**Required task**
Exclude the pictures and retype the entries as written.

**Task inputs**
++++++++

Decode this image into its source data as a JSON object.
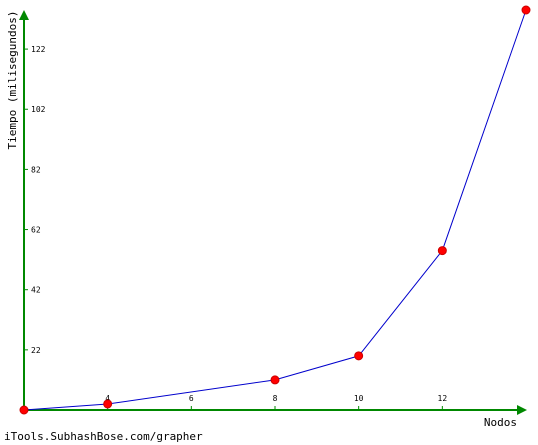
{
  "chart_data": {
    "type": "line",
    "xlabel": "Nodos",
    "ylabel": "Tiempo (milisegundos)",
    "x_ticks": [
      4,
      6,
      8,
      10,
      12
    ],
    "y_ticks": [
      22,
      42,
      62,
      82,
      102,
      122
    ],
    "xlim": [
      2,
      14.0
    ],
    "ylim": [
      2,
      135
    ],
    "series": [
      {
        "x": [
          2,
          4,
          8,
          10,
          12,
          14
        ],
        "y": [
          2,
          4,
          12,
          20,
          55,
          135
        ]
      }
    ],
    "colors": {
      "axis": "#008800",
      "line": "#0000cc",
      "marker": "#ff0000",
      "marker_stroke": "#cc0000"
    }
  },
  "footer": {
    "credit": "iTools.SubhashBose.com/grapher"
  }
}
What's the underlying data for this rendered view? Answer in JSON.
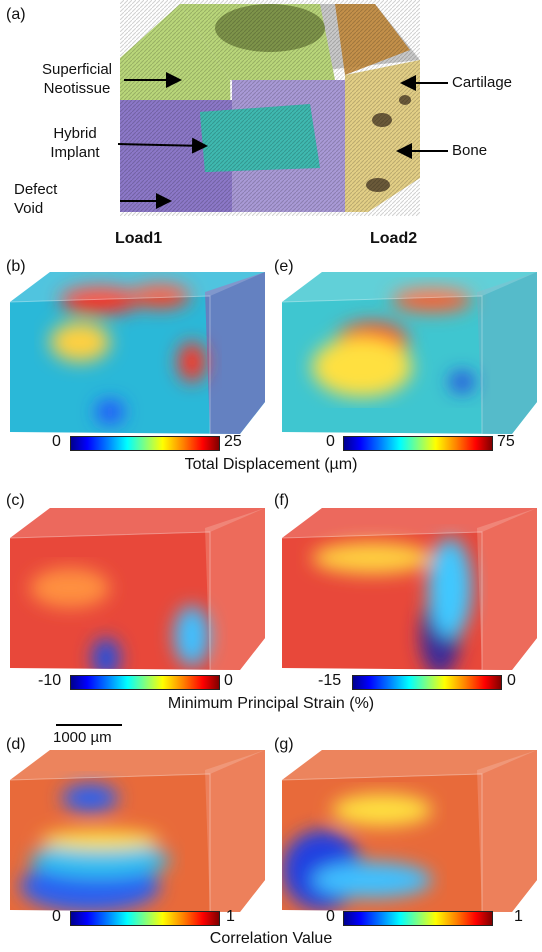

++++++++

**Solved exercise**
Decode this image into its source data as a JSON object.
{
  "chart_data": {
    "type": "line",
    "xlabel": "Nodos",
    "ylabel": "Tiempo (milisegundos)",
    "x_ticks": [
      4,
      6,
      8,
      10,
      12
    ],
    "y_ticks": [
      22,
      42,
      62,
      82,
      102,
      122
    ],
    "xlim": [
      2,
      14.0
    ],
    "ylim": [
      2,
      135
    ],
    "series": [
      {
        "x": [
          2,
          4,
          8,
          10,
          12,
          14
        ],
        "y": [
          2,
          4,
          12,
          20,
          55,
          135
        ]
      }
    ],
    "colors": {
      "axis": "#008800",
      "line": "#0000cc",
      "marker": "#ff0000",
      "marker_stroke": "#cc0000"
    }
  },
  "footer": {
    "credit": "iTools.SubhashBose.com/grapher"
  }
}
What's the underlying data for this rendered view? Answer in JSON.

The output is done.